### [Written problem]
Restate each line of the listing exactly, without carrying over any pictures.

(Entries from a visual dataset)
::::::::

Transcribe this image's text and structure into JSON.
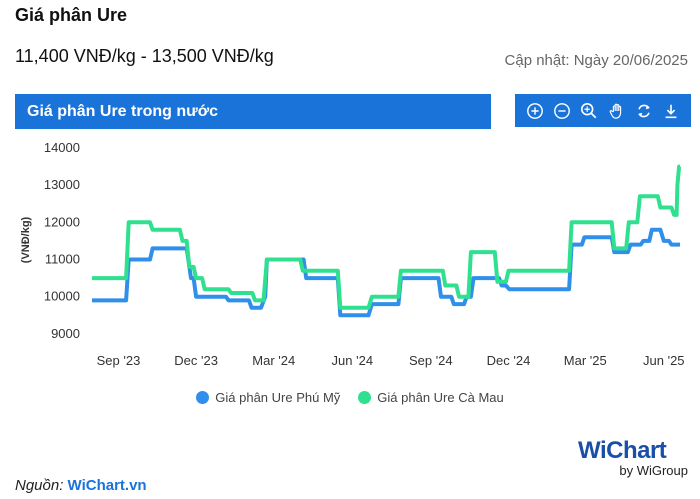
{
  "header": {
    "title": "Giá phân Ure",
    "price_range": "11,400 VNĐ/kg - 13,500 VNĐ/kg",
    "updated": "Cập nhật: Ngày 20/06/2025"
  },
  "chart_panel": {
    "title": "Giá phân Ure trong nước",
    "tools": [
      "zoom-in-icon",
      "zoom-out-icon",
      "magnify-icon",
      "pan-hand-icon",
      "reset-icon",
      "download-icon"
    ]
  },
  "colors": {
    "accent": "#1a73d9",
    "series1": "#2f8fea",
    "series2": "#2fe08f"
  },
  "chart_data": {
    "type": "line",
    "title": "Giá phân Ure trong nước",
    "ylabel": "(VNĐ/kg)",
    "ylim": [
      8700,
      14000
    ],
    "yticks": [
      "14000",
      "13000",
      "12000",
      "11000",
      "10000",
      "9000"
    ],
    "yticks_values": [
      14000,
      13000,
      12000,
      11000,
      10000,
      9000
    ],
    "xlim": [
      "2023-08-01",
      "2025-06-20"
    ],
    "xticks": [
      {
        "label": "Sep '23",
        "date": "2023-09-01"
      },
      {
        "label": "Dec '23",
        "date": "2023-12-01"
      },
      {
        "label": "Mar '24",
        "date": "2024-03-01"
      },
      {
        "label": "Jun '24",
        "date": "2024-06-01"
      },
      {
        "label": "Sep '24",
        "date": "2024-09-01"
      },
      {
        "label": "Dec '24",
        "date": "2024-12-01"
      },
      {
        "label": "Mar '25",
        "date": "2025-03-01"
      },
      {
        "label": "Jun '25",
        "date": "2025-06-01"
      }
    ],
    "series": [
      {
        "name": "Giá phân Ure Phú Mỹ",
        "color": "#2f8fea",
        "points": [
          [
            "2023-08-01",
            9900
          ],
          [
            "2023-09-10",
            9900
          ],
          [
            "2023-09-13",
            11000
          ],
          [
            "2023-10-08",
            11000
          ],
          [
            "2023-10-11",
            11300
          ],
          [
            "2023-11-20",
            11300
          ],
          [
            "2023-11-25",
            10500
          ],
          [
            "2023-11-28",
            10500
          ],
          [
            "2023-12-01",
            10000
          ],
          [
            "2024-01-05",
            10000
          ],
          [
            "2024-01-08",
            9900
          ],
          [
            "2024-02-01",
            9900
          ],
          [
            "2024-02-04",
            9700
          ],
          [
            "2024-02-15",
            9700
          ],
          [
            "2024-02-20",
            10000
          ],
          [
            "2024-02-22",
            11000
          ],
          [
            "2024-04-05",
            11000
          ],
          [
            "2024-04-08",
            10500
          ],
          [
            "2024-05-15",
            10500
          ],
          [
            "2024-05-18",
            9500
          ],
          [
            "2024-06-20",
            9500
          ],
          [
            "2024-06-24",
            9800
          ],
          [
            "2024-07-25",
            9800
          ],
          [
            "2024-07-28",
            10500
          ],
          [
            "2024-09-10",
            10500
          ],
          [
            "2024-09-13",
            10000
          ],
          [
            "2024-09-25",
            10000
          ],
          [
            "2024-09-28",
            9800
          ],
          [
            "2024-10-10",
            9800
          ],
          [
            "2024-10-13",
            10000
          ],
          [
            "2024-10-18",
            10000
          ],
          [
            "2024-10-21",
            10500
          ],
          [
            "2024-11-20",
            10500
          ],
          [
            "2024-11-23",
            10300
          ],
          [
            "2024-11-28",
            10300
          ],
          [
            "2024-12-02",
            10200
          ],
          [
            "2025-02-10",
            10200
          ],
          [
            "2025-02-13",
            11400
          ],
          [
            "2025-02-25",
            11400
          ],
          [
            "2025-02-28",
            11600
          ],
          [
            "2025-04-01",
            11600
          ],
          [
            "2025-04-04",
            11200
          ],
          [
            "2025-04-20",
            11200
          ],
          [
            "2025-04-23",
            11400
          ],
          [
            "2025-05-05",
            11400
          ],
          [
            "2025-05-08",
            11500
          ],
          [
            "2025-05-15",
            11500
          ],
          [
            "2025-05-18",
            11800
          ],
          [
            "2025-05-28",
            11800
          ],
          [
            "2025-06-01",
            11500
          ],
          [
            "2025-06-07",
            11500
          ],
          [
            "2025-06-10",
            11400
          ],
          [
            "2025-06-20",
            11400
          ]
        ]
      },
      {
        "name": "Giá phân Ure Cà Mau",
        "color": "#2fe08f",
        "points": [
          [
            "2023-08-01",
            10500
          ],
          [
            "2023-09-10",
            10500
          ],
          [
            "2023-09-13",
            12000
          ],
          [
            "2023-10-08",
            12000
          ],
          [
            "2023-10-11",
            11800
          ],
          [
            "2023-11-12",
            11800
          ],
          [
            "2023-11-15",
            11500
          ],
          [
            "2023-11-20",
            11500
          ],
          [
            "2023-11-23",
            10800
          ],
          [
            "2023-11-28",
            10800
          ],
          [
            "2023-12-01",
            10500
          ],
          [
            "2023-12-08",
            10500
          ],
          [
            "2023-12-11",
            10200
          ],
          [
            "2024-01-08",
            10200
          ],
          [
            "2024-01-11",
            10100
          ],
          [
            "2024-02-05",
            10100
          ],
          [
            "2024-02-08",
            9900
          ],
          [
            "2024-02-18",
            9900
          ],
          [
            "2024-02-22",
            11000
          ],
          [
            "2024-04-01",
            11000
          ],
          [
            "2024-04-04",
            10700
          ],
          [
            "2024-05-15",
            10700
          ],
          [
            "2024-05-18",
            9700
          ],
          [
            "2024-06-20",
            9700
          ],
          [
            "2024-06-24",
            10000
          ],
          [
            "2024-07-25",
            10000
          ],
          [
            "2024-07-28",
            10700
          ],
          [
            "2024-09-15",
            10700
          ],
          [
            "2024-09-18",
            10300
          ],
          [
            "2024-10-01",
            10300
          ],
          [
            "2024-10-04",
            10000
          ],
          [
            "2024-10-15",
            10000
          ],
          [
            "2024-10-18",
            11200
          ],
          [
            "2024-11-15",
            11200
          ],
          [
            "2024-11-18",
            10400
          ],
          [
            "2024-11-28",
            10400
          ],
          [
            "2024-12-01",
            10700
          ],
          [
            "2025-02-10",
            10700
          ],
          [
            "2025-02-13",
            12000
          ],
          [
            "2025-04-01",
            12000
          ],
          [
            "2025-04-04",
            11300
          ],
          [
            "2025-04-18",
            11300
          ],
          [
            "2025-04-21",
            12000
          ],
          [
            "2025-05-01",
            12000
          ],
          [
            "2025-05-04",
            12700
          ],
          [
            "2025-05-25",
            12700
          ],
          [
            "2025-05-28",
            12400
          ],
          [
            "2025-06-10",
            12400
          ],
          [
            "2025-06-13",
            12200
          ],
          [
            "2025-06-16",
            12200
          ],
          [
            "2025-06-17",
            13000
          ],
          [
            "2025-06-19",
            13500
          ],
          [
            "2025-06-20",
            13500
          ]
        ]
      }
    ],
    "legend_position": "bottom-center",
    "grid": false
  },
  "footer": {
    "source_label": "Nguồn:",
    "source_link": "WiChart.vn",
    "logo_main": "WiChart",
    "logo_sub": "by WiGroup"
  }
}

::::::::

### [Full output]
Transcribe this image's text and structure into JSON.
{
  "header": {
    "title": "Giá phân Ure",
    "price_range": "11,400 VNĐ/kg - 13,500 VNĐ/kg",
    "updated": "Cập nhật: Ngày 20/06/2025"
  },
  "chart_panel": {
    "title": "Giá phân Ure trong nước",
    "tools": [
      "zoom-in-icon",
      "zoom-out-icon",
      "magnify-icon",
      "pan-hand-icon",
      "reset-icon",
      "download-icon"
    ]
  },
  "colors": {
    "accent": "#1a73d9",
    "series1": "#2f8fea",
    "series2": "#2fe08f"
  },
  "chart_data": {
    "type": "line",
    "title": "Giá phân Ure trong nước",
    "ylabel": "(VNĐ/kg)",
    "ylim": [
      8700,
      14000
    ],
    "yticks": [
      "14000",
      "13000",
      "12000",
      "11000",
      "10000",
      "9000"
    ],
    "yticks_values": [
      14000,
      13000,
      12000,
      11000,
      10000,
      9000
    ],
    "xlim": [
      "2023-08-01",
      "2025-06-20"
    ],
    "xticks": [
      {
        "label": "Sep '23",
        "date": "2023-09-01"
      },
      {
        "label": "Dec '23",
        "date": "2023-12-01"
      },
      {
        "label": "Mar '24",
        "date": "2024-03-01"
      },
      {
        "label": "Jun '24",
        "date": "2024-06-01"
      },
      {
        "label": "Sep '24",
        "date": "2024-09-01"
      },
      {
        "label": "Dec '24",
        "date": "2024-12-01"
      },
      {
        "label": "Mar '25",
        "date": "2025-03-01"
      },
      {
        "label": "Jun '25",
        "date": "2025-06-01"
      }
    ],
    "series": [
      {
        "name": "Giá phân Ure Phú Mỹ",
        "color": "#2f8fea",
        "points": [
          [
            "2023-08-01",
            9900
          ],
          [
            "2023-09-10",
            9900
          ],
          [
            "2023-09-13",
            11000
          ],
          [
            "2023-10-08",
            11000
          ],
          [
            "2023-10-11",
            11300
          ],
          [
            "2023-11-20",
            11300
          ],
          [
            "2023-11-25",
            10500
          ],
          [
            "2023-11-28",
            10500
          ],
          [
            "2023-12-01",
            10000
          ],
          [
            "2024-01-05",
            10000
          ],
          [
            "2024-01-08",
            9900
          ],
          [
            "2024-02-01",
            9900
          ],
          [
            "2024-02-04",
            9700
          ],
          [
            "2024-02-15",
            9700
          ],
          [
            "2024-02-20",
            10000
          ],
          [
            "2024-02-22",
            11000
          ],
          [
            "2024-04-05",
            11000
          ],
          [
            "2024-04-08",
            10500
          ],
          [
            "2024-05-15",
            10500
          ],
          [
            "2024-05-18",
            9500
          ],
          [
            "2024-06-20",
            9500
          ],
          [
            "2024-06-24",
            9800
          ],
          [
            "2024-07-25",
            9800
          ],
          [
            "2024-07-28",
            10500
          ],
          [
            "2024-09-10",
            10500
          ],
          [
            "2024-09-13",
            10000
          ],
          [
            "2024-09-25",
            10000
          ],
          [
            "2024-09-28",
            9800
          ],
          [
            "2024-10-10",
            9800
          ],
          [
            "2024-10-13",
            10000
          ],
          [
            "2024-10-18",
            10000
          ],
          [
            "2024-10-21",
            10500
          ],
          [
            "2024-11-20",
            10500
          ],
          [
            "2024-11-23",
            10300
          ],
          [
            "2024-11-28",
            10300
          ],
          [
            "2024-12-02",
            10200
          ],
          [
            "2025-02-10",
            10200
          ],
          [
            "2025-02-13",
            11400
          ],
          [
            "2025-02-25",
            11400
          ],
          [
            "2025-02-28",
            11600
          ],
          [
            "2025-04-01",
            11600
          ],
          [
            "2025-04-04",
            11200
          ],
          [
            "2025-04-20",
            11200
          ],
          [
            "2025-04-23",
            11400
          ],
          [
            "2025-05-05",
            11400
          ],
          [
            "2025-05-08",
            11500
          ],
          [
            "2025-05-15",
            11500
          ],
          [
            "2025-05-18",
            11800
          ],
          [
            "2025-05-28",
            11800
          ],
          [
            "2025-06-01",
            11500
          ],
          [
            "2025-06-07",
            11500
          ],
          [
            "2025-06-10",
            11400
          ],
          [
            "2025-06-20",
            11400
          ]
        ]
      },
      {
        "name": "Giá phân Ure Cà Mau",
        "color": "#2fe08f",
        "points": [
          [
            "2023-08-01",
            10500
          ],
          [
            "2023-09-10",
            10500
          ],
          [
            "2023-09-13",
            12000
          ],
          [
            "2023-10-08",
            12000
          ],
          [
            "2023-10-11",
            11800
          ],
          [
            "2023-11-12",
            11800
          ],
          [
            "2023-11-15",
            11500
          ],
          [
            "2023-11-20",
            11500
          ],
          [
            "2023-11-23",
            10800
          ],
          [
            "2023-11-28",
            10800
          ],
          [
            "2023-12-01",
            10500
          ],
          [
            "2023-12-08",
            10500
          ],
          [
            "2023-12-11",
            10200
          ],
          [
            "2024-01-08",
            10200
          ],
          [
            "2024-01-11",
            10100
          ],
          [
            "2024-02-05",
            10100
          ],
          [
            "2024-02-08",
            9900
          ],
          [
            "2024-02-18",
            9900
          ],
          [
            "2024-02-22",
            11000
          ],
          [
            "2024-04-01",
            11000
          ],
          [
            "2024-04-04",
            10700
          ],
          [
            "2024-05-15",
            10700
          ],
          [
            "2024-05-18",
            9700
          ],
          [
            "2024-06-20",
            9700
          ],
          [
            "2024-06-24",
            10000
          ],
          [
            "2024-07-25",
            10000
          ],
          [
            "2024-07-28",
            10700
          ],
          [
            "2024-09-15",
            10700
          ],
          [
            "2024-09-18",
            10300
          ],
          [
            "2024-10-01",
            10300
          ],
          [
            "2024-10-04",
            10000
          ],
          [
            "2024-10-15",
            10000
          ],
          [
            "2024-10-18",
            11200
          ],
          [
            "2024-11-15",
            11200
          ],
          [
            "2024-11-18",
            10400
          ],
          [
            "2024-11-28",
            10400
          ],
          [
            "2024-12-01",
            10700
          ],
          [
            "2025-02-10",
            10700
          ],
          [
            "2025-02-13",
            12000
          ],
          [
            "2025-04-01",
            12000
          ],
          [
            "2025-04-04",
            11300
          ],
          [
            "2025-04-18",
            11300
          ],
          [
            "2025-04-21",
            12000
          ],
          [
            "2025-05-01",
            12000
          ],
          [
            "2025-05-04",
            12700
          ],
          [
            "2025-05-25",
            12700
          ],
          [
            "2025-05-28",
            12400
          ],
          [
            "2025-06-10",
            12400
          ],
          [
            "2025-06-13",
            12200
          ],
          [
            "2025-06-16",
            12200
          ],
          [
            "2025-06-17",
            13000
          ],
          [
            "2025-06-19",
            13500
          ],
          [
            "2025-06-20",
            13500
          ]
        ]
      }
    ],
    "legend_position": "bottom-center",
    "grid": false
  },
  "footer": {
    "source_label": "Nguồn:",
    "source_link": "WiChart.vn",
    "logo_main": "WiChart",
    "logo_sub": "by WiGroup"
  }
}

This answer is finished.